Here are some records. Repeat them all exactly.

> **Given data**
════
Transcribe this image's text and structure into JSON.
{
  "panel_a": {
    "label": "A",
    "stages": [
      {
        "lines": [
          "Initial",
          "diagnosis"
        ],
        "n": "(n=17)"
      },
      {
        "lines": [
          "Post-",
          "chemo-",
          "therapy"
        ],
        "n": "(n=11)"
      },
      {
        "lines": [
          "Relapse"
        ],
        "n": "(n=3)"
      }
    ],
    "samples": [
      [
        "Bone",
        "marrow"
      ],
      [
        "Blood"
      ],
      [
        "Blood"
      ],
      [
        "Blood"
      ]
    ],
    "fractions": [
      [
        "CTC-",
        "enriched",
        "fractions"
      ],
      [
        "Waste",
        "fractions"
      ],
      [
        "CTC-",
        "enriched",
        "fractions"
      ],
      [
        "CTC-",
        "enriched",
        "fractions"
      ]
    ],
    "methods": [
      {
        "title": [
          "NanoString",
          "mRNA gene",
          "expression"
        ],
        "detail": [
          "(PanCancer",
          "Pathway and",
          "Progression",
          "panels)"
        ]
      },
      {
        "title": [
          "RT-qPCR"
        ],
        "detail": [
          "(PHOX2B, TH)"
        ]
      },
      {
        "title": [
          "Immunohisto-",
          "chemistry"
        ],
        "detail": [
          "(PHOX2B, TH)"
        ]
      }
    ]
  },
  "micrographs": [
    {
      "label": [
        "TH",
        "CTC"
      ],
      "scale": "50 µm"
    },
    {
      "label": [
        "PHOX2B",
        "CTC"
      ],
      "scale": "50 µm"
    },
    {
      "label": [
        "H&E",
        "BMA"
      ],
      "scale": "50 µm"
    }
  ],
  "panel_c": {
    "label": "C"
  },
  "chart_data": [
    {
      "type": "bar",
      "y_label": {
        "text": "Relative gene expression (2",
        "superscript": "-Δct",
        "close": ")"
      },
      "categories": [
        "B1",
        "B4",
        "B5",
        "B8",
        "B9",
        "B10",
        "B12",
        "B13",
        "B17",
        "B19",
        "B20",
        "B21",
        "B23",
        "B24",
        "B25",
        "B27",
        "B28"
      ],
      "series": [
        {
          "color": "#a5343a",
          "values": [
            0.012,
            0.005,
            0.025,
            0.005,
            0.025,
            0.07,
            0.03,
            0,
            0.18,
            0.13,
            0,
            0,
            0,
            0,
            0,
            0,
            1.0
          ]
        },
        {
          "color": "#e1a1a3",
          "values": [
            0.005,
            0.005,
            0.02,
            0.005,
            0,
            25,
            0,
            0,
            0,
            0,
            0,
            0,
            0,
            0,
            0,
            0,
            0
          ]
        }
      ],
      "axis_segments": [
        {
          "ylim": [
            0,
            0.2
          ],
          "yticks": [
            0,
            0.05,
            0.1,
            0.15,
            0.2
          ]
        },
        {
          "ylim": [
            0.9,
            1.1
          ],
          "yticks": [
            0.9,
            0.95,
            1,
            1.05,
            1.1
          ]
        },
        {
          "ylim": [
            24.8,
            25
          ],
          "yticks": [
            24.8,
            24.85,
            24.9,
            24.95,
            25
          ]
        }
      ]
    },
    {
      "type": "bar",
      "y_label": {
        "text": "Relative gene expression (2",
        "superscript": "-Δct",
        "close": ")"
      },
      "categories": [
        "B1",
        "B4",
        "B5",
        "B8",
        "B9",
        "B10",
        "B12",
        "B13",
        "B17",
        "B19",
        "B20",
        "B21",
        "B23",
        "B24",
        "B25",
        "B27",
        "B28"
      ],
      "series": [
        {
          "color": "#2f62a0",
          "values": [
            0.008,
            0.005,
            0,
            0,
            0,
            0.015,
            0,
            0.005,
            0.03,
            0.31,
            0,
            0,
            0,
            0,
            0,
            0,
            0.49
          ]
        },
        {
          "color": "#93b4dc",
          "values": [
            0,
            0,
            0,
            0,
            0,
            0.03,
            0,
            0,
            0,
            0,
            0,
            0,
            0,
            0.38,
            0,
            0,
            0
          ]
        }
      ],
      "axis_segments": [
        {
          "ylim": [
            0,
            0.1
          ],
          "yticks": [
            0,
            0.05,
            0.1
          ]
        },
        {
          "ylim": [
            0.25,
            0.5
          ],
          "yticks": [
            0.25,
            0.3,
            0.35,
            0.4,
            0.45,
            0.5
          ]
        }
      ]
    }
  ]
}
════
> **Worked solution**
Transcribe this image's text and structure into JSON.
{
  "panel_a": {
    "label": "A",
    "stages": [
      {
        "lines": [
          "Initial",
          "diagnosis"
        ],
        "n": "(n=17)"
      },
      {
        "lines": [
          "Post-",
          "chemo-",
          "therapy"
        ],
        "n": "(n=11)"
      },
      {
        "lines": [
          "Relapse"
        ],
        "n": "(n=3)"
      }
    ],
    "samples": [
      [
        "Bone",
        "marrow"
      ],
      [
        "Blood"
      ],
      [
        "Blood"
      ],
      [
        "Blood"
      ]
    ],
    "fractions": [
      [
        "CTC-",
        "enriched",
        "fractions"
      ],
      [
        "Waste",
        "fractions"
      ],
      [
        "CTC-",
        "enriched",
        "fractions"
      ],
      [
        "CTC-",
        "enriched",
        "fractions"
      ]
    ],
    "methods": [
      {
        "title": [
          "NanoString",
          "mRNA gene",
          "expression"
        ],
        "detail": [
          "(PanCancer",
          "Pathway and",
          "Progression",
          "panels)"
        ]
      },
      {
        "title": [
          "RT-qPCR"
        ],
        "detail": [
          "(PHOX2B, TH)"
        ]
      },
      {
        "title": [
          "Immunohisto-",
          "chemistry"
        ],
        "detail": [
          "(PHOX2B, TH)"
        ]
      }
    ]
  },
  "micrographs": [
    {
      "label": [
        "TH",
        "CTC"
      ],
      "scale": "50 µm"
    },
    {
      "label": [
        "PHOX2B",
        "CTC"
      ],
      "scale": "50 µm"
    },
    {
      "label": [
        "H&E",
        "BMA"
      ],
      "scale": "50 µm"
    }
  ],
  "panel_c": {
    "label": "C"
  },
  "chart_data": [
    {
      "type": "bar",
      "y_label": {
        "text": "Relative gene expression (2",
        "superscript": "-Δct",
        "close": ")"
      },
      "categories": [
        "B1",
        "B4",
        "B5",
        "B8",
        "B9",
        "B10",
        "B12",
        "B13",
        "B17",
        "B19",
        "B20",
        "B21",
        "B23",
        "B24",
        "B25",
        "B27",
        "B28"
      ],
      "series": [
        {
          "color": "#a5343a",
          "values": [
            0.012,
            0.005,
            0.025,
            0.005,
            0.025,
            0.07,
            0.03,
            0,
            0.18,
            0.13,
            0,
            0,
            0,
            0,
            0,
            0,
            1.0
          ]
        },
        {
          "color": "#e1a1a3",
          "values": [
            0.005,
            0.005,
            0.02,
            0.005,
            0,
            25,
            0,
            0,
            0,
            0,
            0,
            0,
            0,
            0,
            0,
            0,
            0
          ]
        }
      ],
      "axis_segments": [
        {
          "ylim": [
            0,
            0.2
          ],
          "yticks": [
            0,
            0.05,
            0.1,
            0.15,
            0.2
          ]
        },
        {
          "ylim": [
            0.9,
            1.1
          ],
          "yticks": [
            0.9,
            0.95,
            1,
            1.05,
            1.1
          ]
        },
        {
          "ylim": [
            24.8,
            25
          ],
          "yticks": [
            24.8,
            24.85,
            24.9,
            24.95,
            25
          ]
        }
      ]
    },
    {
      "type": "bar",
      "y_label": {
        "text": "Relative gene expression (2",
        "superscript": "-Δct",
        "close": ")"
      },
      "categories": [
        "B1",
        "B4",
        "B5",
        "B8",
        "B9",
        "B10",
        "B12",
        "B13",
        "B17",
        "B19",
        "B20",
        "B21",
        "B23",
        "B24",
        "B25",
        "B27",
        "B28"
      ],
      "series": [
        {
          "color": "#2f62a0",
          "values": [
            0.008,
            0.005,
            0,
            0,
            0,
            0.015,
            0,
            0.005,
            0.03,
            0.31,
            0,
            0,
            0,
            0,
            0,
            0,
            0.49
          ]
        },
        {
          "color": "#93b4dc",
          "values": [
            0,
            0,
            0,
            0,
            0,
            0.03,
            0,
            0,
            0,
            0,
            0,
            0,
            0,
            0.38,
            0,
            0,
            0
          ]
        }
      ],
      "axis_segments": [
        {
          "ylim": [
            0,
            0.1
          ],
          "yticks": [
            0,
            0.05,
            0.1
          ]
        },
        {
          "ylim": [
            0.25,
            0.5
          ],
          "yticks": [
            0.25,
            0.3,
            0.35,
            0.4,
            0.45,
            0.5
          ]
        }
      ]
    }
  ]
}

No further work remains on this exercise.